| Data for processing |
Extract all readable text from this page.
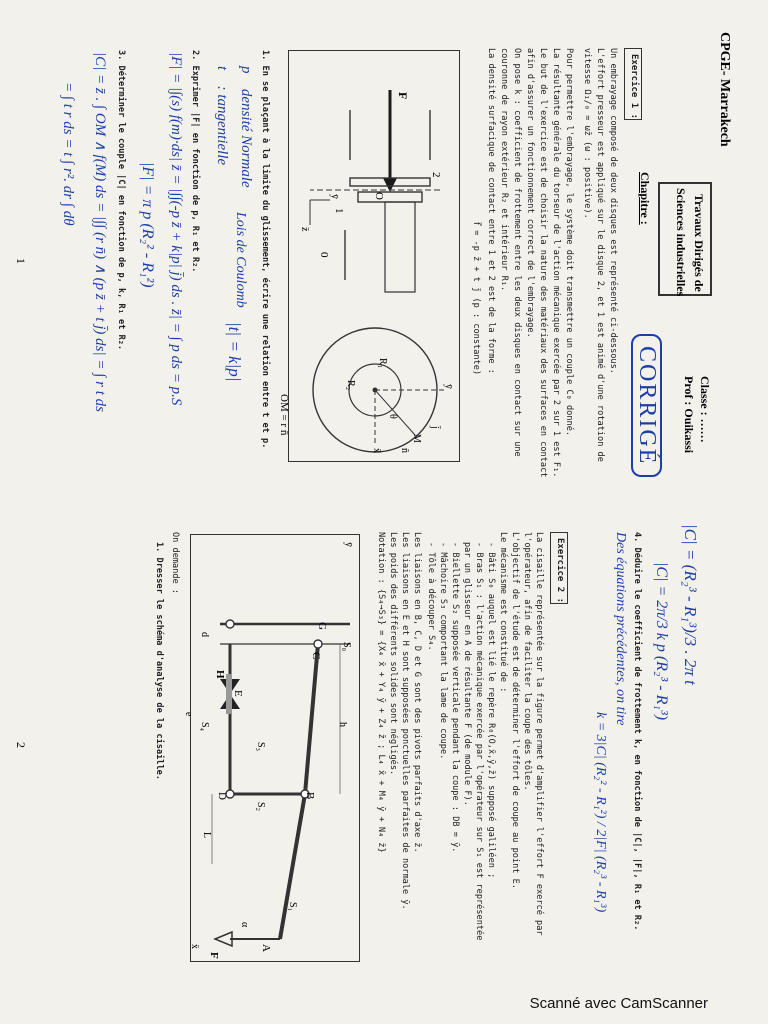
CPGE- Marrakech
Travaux Dirigés de
Sciences industrielles
Chapitre :
Classe : ……
Prof : Ouikassi
CORRIGÉ
Exercice 1 :
Un embrayage composé de deux disques est représenté ci-dessous.
L'effort presseur est appliqué sur le disque 2, et 1 est animé d'une rotation de
vitesse Ω₁/₀ = ωz̄ (ω : positive).
Pour permettre l'embrayage, le système doit transmettre un couple C₀ donné.
La résultante générale du torseur de l'action mécanique exercée par 2 sur 1 est F₁.
Le but de l'exercice est de choisir la nature des matériaux des surfaces en contact
afin d'assurer un fonctionnement correct de l'embrayage.
On pose k : coefficient de frottement entre les deux disques en contact sur une
couronne de rayon extérieur R₂ et intérieur R₁.
La densité surfacique de contact entre 1 et 2 est de la forme :
f⃗ = -p z̄ + t j̄ (p : constante)
F⃗
2
1
0
O
ȳ
z̄
ȳ
x̄
R₁
R₂
M
n̄
j̄
θ
OM = r n̄
1. En se plaçant à la limite du glissement, écrire une relation entre t et p.
p⃗ densité Normale
t⃗ : tangentielle
Lois de Coulomb
|t| = k|p|
2. Exprimer |F| en fonction de p, R₁ et R₂.
|F| = |∫(s) f(m)·ds| z̄ = |∫∫(-p z̄ + k|p| j̄) ds . z̄| = ∫ p ds = p.S
|F| = π p (R₂² - R₁²)
3. Déterminer le couple |C| en fonction de p, k, R₁ et R₂.
|C| = z̄ . ∫ OM ∧ f(M) ds = |∫∫ (r n̄) ∧ (p z̄ + t j̄) ds| = ∫ r t ds
= ∫ t r ds = t ∫ r². dr ∫ dθ
1
|C| = (R₂³ - R₁³)/3 . 2π t
|C| = 2π/3 k p (R₂³ - R₁³)
4. Déduire le coefficient de frottement k, en fonction de |C|, |F|, R₁ et R₂.
Des équations précédentes, on tire
k = 3|C| (R₂² - R₁²) / 2|F| (R₂³ - R₁³)
Exercice 2 :
La cisaille représentée sur la figure permet d'amplifier l'effort F exercé par
l'opérateur, afin de faciliter la coupe des tôles.
L'objectif de l'étude est de déterminer l'effort de coupe au point E.
Le mécanisme est constitué de :
- Bâti S₀ auquel est lié le repère R₀(O,x̄,ȳ,z̄) supposé galiléen ;
- Bras S₁ : l'action mécanique exercée par l'opérateur sur S₁ est représentée
par un glisseur en A de résultante F (de module F).
- Biellette S₂ supposée verticale pendant la coupe : DB = ȳ.
- Mâchoire S₃ comportant la lame de coupe.
- Tôle à découper S₄.
Les liaisons en B, C, D et G sont des pivots parfaits d'axe z̄.
Les liaisons en E et H sont supposées ponctuelles parfaites de normale ȳ.
Les poids des différents solides sont négligés.
Notation : {S₄→S₃} = {X₄ x̄ + Y₄ ȳ + Z₄ z̄ ; L₄ x̄ + M₄ ȳ + N₄ z̄}
G
C
B
D
E
H
A
F⃗
S₀
S₁
S₂
S₃
S₄
d
e
h
L
α
ȳ
x̄
On demande :
1. Dresser le schéma d'analyse de la cisaille.
2
Scanné avec CamScanner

| Goal |
Every line containing the string "sont" must be listed.

| Answer for the task |
Les liaisons en B, C, D et G sont des pivots parfaits d'axe z̄.
Les liaisons en E et H sont supposées ponctuelles parfaites de normale ȳ.
Les poids des différents solides sont négligés.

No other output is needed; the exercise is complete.